Figure record listings:
Start

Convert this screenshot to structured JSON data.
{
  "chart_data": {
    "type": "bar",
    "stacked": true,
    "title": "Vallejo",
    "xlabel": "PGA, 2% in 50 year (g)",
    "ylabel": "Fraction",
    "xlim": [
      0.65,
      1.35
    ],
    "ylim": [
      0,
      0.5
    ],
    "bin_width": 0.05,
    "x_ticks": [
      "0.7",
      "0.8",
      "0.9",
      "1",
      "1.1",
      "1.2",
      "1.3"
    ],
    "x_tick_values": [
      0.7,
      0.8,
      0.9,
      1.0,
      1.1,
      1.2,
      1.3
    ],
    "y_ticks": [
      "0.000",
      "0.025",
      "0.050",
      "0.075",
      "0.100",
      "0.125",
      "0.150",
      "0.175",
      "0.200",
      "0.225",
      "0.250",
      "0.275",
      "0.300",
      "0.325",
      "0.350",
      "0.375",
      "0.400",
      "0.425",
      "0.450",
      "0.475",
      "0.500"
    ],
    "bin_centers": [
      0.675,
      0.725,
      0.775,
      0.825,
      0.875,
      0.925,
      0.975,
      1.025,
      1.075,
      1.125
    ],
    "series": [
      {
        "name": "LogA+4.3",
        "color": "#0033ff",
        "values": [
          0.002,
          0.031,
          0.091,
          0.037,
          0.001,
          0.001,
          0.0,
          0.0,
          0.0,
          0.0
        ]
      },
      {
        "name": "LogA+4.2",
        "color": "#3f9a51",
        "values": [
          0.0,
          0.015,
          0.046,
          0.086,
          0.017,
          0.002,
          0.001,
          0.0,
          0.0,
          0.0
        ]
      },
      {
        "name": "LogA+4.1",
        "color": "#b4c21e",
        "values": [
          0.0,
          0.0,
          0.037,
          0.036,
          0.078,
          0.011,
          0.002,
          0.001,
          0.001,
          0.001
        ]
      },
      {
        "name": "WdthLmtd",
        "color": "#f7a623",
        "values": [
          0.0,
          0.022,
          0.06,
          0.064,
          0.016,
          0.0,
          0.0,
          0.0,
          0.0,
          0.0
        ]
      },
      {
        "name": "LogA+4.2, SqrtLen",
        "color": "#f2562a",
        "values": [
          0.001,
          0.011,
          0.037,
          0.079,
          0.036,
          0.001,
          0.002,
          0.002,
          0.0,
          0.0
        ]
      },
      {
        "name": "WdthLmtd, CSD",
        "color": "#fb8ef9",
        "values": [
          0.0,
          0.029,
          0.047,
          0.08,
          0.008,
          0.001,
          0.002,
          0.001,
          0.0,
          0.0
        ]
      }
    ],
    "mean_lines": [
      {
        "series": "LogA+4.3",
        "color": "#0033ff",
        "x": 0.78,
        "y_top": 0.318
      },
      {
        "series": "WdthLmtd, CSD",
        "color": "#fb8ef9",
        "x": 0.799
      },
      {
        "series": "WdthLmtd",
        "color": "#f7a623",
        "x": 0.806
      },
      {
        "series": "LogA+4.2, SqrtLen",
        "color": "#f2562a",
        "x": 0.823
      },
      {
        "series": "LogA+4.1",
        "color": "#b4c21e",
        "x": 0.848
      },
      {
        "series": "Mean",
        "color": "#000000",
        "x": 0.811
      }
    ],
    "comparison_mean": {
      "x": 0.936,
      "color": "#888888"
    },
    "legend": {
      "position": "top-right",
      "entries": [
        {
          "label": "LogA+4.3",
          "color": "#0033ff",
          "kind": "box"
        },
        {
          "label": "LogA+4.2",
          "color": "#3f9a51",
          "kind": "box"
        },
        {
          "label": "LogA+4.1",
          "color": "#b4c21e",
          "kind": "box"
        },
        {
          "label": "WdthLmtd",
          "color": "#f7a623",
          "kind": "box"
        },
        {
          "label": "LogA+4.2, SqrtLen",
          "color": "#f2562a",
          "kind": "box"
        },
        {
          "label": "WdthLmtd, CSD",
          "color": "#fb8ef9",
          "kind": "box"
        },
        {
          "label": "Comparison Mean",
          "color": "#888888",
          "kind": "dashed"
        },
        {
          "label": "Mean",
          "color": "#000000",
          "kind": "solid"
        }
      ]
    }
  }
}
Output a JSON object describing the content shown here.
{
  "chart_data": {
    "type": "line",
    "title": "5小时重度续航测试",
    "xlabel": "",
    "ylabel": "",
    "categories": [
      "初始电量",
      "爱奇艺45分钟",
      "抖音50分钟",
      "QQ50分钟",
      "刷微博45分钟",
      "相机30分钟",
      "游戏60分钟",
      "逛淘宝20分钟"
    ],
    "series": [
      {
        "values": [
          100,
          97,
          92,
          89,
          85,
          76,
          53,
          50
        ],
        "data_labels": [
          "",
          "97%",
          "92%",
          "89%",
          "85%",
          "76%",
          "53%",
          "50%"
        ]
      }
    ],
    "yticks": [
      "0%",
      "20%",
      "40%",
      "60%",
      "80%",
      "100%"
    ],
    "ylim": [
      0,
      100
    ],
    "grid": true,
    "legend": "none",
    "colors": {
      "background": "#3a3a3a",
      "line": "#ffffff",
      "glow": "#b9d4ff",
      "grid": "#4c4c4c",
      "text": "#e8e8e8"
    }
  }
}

End

| Task goal |
The listing above must be transcribed exactly, line by line.

| Expected output |
Convert this screenshot to structured JSON data.
{
  "chart_data": {
    "type": "bar",
    "stacked": true,
    "title": "Vallejo",
    "xlabel": "PGA, 2% in 50 year (g)",
    "ylabel": "Fraction",
    "xlim": [
      0.65,
      1.35
    ],
    "ylim": [
      0,
      0.5
    ],
    "bin_width": 0.05,
    "x_ticks": [
      "0.7",
      "0.8",
      "0.9",
      "1",
      "1.1",
      "1.2",
      "1.3"
    ],
    "x_tick_values": [
      0.7,
      0.8,
      0.9,
      1.0,
      1.1,
      1.2,
      1.3
    ],
    "y_ticks": [
      "0.000",
      "0.025",
      "0.050",
      "0.075",
      "0.100",
      "0.125",
      "0.150",
      "0.175",
      "0.200",
      "0.225",
      "0.250",
      "0.275",
      "0.300",
      "0.325",
      "0.350",
      "0.375",
      "0.400",
      "0.425",
      "0.450",
      "0.475",
      "0.500"
    ],
    "bin_centers": [
      0.675,
      0.725,
      0.775,
      0.825,
      0.875,
      0.925,
      0.975,
      1.025,
      1.075,
      1.125
    ],
    "series": [
      {
        "name": "LogA+4.3",
        "color": "#0033ff",
        "values": [
          0.002,
          0.031,
          0.091,
          0.037,
          0.001,
          0.001,
          0.0,
          0.0,
          0.0,
          0.0
        ]
      },
      {
        "name": "LogA+4.2",
        "color": "#3f9a51",
        "values": [
          0.0,
          0.015,
          0.046,
          0.086,
          0.017,
          0.002,
          0.001,
          0.0,
          0.0,
          0.0
        ]
      },
      {
        "name": "LogA+4.1",
        "color": "#b4c21e",
        "values": [
          0.0,
          0.0,
          0.037,
          0.036,
          0.078,
          0.011,
          0.002,
          0.001,
          0.001,
          0.001
        ]
      },
      {
        "name": "WdthLmtd",
        "color": "#f7a623",
        "values": [
          0.0,
          0.022,
          0.06,
          0.064,
          0.016,
          0.0,
          0.0,
          0.0,
          0.0,
          0.0
        ]
      },
      {
        "name": "LogA+4.2, SqrtLen",
        "color": "#f2562a",
        "values": [
          0.001,
          0.011,
          0.037,
          0.079,
          0.036,
          0.001,
          0.002,
          0.002,
          0.0,
          0.0
        ]
      },
      {
        "name": "WdthLmtd, CSD",
        "color": "#fb8ef9",
        "values": [
          0.0,
          0.029,
          0.047,
          0.08,
          0.008,
          0.001,
          0.002,
          0.001,
          0.0,
          0.0
        ]
      }
    ],
    "mean_lines": [
      {
        "series": "LogA+4.3",
        "color": "#0033ff",
        "x": 0.78,
        "y_top": 0.318
      },
      {
        "series": "WdthLmtd, CSD",
        "color": "#fb8ef9",
        "x": 0.799
      },
      {
        "series": "WdthLmtd",
        "color": "#f7a623",
        "x": 0.806
      },
      {
        "series": "LogA+4.2, SqrtLen",
        "color": "#f2562a",
        "x": 0.823
      },
      {
        "series": "LogA+4.1",
        "color": "#b4c21e",
        "x": 0.848
      },
      {
        "series": "Mean",
        "color": "#000000",
        "x": 0.811
      }
    ],
    "comparison_mean": {
      "x": 0.936,
      "color": "#888888"
    },
    "legend": {
      "position": "top-right",
      "entries": [
        {
          "label": "LogA+4.3",
          "color": "#0033ff",
          "kind": "box"
        },
        {
          "label": "LogA+4.2",
          "color": "#3f9a51",
          "kind": "box"
        },
        {
          "label": "LogA+4.1",
          "color": "#b4c21e",
          "kind": "box"
        },
        {
          "label": "WdthLmtd",
          "color": "#f7a623",
          "kind": "box"
        },
        {
          "label": "LogA+4.2, SqrtLen",
          "color": "#f2562a",
          "kind": "box"
        },
        {
          "label": "WdthLmtd, CSD",
          "color": "#fb8ef9",
          "kind": "box"
        },
        {
          "label": "Comparison Mean",
          "color": "#888888",
          "kind": "dashed"
        },
        {
          "label": "Mean",
          "color": "#000000",
          "kind": "solid"
        }
      ]
    }
  }
}
Output a JSON object describing the content shown here.
{
  "chart_data": {
    "type": "line",
    "title": "5小时重度续航测试",
    "xlabel": "",
    "ylabel": "",
    "categories": [
      "初始电量",
      "爱奇艺45分钟",
      "抖音50分钟",
      "QQ50分钟",
      "刷微博45分钟",
      "相机30分钟",
      "游戏60分钟",
      "逛淘宝20分钟"
    ],
    "series": [
      {
        "values": [
          100,
          97,
          92,
          89,
          85,
          76,
          53,
          50
        ],
        "data_labels": [
          "",
          "97%",
          "92%",
          "89%",
          "85%",
          "76%",
          "53%",
          "50%"
        ]
      }
    ],
    "yticks": [
      "0%",
      "20%",
      "40%",
      "60%",
      "80%",
      "100%"
    ],
    "ylim": [
      0,
      100
    ],
    "grid": true,
    "legend": "none",
    "colors": {
      "background": "#3a3a3a",
      "line": "#ffffff",
      "glow": "#b9d4ff",
      "grid": "#4c4c4c",
      "text": "#e8e8e8"
    }
  }
}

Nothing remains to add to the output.